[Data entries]
= = =

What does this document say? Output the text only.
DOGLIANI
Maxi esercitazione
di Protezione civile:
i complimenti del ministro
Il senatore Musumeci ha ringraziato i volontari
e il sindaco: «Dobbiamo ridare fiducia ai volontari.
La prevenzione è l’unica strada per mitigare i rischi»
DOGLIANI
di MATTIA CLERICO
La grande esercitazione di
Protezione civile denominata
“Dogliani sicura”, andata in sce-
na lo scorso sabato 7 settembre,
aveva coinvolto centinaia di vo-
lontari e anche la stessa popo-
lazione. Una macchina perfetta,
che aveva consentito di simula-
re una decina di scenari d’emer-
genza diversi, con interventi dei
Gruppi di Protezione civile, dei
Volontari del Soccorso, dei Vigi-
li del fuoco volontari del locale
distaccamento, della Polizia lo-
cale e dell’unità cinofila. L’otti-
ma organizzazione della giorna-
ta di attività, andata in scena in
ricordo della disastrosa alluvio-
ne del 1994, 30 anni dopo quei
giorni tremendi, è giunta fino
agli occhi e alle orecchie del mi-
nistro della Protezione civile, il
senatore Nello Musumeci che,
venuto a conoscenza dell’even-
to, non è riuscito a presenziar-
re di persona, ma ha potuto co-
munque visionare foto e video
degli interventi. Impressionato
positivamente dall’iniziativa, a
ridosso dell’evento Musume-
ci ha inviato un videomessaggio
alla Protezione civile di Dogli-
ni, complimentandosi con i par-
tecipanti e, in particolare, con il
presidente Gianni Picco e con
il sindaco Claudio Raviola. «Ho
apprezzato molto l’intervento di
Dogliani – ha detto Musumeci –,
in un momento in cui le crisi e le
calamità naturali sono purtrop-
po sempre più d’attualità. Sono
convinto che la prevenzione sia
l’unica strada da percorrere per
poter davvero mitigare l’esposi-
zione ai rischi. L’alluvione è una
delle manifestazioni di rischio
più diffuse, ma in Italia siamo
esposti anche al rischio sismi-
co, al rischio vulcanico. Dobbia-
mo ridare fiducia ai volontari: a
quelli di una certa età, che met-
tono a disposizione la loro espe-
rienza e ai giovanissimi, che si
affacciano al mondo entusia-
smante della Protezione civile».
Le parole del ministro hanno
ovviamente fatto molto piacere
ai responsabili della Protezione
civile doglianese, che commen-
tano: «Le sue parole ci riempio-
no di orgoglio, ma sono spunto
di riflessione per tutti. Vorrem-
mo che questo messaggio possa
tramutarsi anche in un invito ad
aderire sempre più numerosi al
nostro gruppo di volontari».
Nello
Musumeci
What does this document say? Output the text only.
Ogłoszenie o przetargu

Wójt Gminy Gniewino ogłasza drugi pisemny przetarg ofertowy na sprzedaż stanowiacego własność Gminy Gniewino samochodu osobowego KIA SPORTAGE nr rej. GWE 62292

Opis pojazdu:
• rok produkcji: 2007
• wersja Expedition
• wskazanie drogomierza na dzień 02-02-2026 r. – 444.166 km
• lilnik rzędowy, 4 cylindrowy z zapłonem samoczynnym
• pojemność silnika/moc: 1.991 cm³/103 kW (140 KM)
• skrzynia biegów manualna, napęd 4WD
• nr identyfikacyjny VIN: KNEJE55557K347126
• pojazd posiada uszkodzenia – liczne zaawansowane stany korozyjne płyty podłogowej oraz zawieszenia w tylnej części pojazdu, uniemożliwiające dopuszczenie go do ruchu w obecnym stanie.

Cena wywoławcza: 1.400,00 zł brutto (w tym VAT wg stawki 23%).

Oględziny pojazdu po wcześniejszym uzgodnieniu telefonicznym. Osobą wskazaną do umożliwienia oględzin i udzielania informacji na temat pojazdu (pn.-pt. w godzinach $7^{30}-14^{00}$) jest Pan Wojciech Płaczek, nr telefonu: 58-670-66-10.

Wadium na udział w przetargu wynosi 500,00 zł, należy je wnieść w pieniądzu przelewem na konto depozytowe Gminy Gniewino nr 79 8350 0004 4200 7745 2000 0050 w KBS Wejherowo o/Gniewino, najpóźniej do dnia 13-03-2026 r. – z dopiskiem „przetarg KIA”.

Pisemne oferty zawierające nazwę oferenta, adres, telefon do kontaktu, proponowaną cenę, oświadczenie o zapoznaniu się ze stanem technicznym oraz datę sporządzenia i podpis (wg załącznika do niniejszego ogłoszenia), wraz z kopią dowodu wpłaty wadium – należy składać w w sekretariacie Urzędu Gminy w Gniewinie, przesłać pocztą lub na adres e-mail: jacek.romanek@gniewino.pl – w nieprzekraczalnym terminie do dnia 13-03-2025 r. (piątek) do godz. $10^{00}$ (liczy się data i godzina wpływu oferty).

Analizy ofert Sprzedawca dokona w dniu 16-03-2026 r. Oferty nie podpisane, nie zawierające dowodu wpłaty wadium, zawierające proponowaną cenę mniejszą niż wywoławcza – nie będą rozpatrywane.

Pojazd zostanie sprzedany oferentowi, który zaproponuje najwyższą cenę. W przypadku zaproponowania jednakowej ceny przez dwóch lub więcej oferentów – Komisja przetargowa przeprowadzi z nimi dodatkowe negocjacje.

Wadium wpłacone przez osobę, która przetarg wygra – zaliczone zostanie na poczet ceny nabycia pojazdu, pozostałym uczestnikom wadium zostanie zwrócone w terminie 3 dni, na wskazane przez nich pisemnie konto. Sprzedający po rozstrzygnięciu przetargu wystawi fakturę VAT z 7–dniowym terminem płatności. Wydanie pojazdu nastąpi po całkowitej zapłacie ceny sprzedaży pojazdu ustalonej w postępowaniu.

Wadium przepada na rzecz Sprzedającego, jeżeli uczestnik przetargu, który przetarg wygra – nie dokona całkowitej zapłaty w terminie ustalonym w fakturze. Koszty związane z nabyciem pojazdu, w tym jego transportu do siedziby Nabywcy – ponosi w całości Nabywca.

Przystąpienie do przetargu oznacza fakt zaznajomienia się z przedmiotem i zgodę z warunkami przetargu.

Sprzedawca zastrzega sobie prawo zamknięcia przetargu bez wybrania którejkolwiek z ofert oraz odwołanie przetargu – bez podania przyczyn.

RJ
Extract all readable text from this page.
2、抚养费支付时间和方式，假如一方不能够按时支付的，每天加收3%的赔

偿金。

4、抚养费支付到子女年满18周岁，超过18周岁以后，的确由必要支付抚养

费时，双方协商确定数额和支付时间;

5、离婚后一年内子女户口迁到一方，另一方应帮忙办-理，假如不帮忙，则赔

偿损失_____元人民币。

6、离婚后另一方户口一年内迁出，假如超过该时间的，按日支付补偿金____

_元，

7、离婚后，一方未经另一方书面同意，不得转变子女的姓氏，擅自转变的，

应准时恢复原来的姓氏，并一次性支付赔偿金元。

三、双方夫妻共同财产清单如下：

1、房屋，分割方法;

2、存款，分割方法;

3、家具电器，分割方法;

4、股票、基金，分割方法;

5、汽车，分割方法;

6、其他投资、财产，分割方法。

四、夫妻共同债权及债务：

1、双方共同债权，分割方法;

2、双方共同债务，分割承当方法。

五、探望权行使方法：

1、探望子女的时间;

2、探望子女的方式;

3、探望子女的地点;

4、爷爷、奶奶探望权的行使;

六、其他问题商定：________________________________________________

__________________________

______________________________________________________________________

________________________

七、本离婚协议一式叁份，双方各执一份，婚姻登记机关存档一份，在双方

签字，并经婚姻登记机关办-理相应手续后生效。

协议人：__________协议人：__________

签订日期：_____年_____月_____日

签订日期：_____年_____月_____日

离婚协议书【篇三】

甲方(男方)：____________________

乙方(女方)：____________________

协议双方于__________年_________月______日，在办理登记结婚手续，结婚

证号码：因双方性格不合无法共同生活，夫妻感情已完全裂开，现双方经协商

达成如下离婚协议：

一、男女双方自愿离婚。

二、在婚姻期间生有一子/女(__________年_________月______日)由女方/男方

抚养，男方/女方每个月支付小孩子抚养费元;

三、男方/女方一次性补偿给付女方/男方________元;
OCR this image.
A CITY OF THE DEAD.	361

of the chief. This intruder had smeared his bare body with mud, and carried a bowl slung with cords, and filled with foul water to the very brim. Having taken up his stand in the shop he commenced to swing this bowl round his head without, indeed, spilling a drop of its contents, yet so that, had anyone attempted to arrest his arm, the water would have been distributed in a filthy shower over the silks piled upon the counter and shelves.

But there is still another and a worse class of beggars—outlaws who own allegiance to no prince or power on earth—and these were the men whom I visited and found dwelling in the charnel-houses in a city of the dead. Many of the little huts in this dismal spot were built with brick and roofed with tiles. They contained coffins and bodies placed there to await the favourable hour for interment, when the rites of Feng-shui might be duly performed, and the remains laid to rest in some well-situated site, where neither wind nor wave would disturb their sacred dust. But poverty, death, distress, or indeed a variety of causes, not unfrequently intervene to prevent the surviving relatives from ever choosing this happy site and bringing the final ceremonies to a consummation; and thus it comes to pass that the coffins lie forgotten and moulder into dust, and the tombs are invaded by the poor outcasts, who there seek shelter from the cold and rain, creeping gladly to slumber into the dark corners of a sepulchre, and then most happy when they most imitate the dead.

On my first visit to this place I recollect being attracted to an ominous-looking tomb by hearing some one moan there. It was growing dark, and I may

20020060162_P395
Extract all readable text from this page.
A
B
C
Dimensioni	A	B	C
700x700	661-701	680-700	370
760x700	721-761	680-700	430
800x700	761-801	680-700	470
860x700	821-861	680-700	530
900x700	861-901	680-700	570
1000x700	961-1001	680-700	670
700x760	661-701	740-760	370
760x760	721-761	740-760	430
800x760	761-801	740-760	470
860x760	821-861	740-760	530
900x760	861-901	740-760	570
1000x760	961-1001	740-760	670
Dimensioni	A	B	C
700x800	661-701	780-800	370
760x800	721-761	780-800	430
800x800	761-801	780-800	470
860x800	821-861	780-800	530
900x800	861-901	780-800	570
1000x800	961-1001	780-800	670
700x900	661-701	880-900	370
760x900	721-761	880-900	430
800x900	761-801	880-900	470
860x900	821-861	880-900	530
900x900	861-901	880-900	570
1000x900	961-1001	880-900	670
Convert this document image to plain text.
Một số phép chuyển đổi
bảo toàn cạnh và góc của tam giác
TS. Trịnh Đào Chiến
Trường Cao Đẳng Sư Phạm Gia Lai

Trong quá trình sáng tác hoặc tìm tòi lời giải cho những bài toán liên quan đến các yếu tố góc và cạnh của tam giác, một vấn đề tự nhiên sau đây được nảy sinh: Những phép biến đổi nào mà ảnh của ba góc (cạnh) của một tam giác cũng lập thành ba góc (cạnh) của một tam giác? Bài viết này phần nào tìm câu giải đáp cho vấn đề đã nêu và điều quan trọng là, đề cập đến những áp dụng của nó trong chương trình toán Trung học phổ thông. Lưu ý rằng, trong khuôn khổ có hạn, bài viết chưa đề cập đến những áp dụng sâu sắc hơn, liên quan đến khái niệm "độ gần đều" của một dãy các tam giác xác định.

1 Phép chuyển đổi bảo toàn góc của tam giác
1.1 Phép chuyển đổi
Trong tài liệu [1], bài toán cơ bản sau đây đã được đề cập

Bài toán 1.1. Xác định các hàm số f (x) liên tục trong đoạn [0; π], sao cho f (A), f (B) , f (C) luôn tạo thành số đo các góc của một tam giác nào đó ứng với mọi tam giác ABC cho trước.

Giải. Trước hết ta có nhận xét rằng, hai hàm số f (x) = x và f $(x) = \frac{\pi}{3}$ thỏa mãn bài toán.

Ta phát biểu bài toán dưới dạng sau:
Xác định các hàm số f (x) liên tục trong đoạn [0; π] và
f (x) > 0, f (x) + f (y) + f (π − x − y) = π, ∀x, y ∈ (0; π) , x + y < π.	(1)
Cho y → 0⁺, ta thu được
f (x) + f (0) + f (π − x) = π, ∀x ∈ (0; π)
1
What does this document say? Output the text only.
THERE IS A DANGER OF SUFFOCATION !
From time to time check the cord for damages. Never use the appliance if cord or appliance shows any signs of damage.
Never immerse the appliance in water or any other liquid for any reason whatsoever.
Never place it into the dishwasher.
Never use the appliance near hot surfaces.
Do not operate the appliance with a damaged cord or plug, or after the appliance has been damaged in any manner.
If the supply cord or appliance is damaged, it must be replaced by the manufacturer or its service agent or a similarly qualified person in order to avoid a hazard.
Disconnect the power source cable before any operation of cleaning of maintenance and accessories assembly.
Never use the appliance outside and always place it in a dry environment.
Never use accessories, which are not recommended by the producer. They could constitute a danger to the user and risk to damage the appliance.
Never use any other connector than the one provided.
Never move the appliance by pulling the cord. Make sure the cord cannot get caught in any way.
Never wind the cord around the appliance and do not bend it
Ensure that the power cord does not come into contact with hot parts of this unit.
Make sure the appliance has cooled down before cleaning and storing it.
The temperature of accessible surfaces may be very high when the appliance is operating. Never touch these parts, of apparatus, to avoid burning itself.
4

= = =

#### Exercise brief:
Scan the material above. Return every line containing the string "civile".

#### Expected answer:
di Protezione civile:
Protezione civile denominata
Gruppi di Protezione civile, dei
nistro della Protezione civile, il
alla Protezione civile di Dogli-
smante della Protezione civile».
civile doglianese, che commen-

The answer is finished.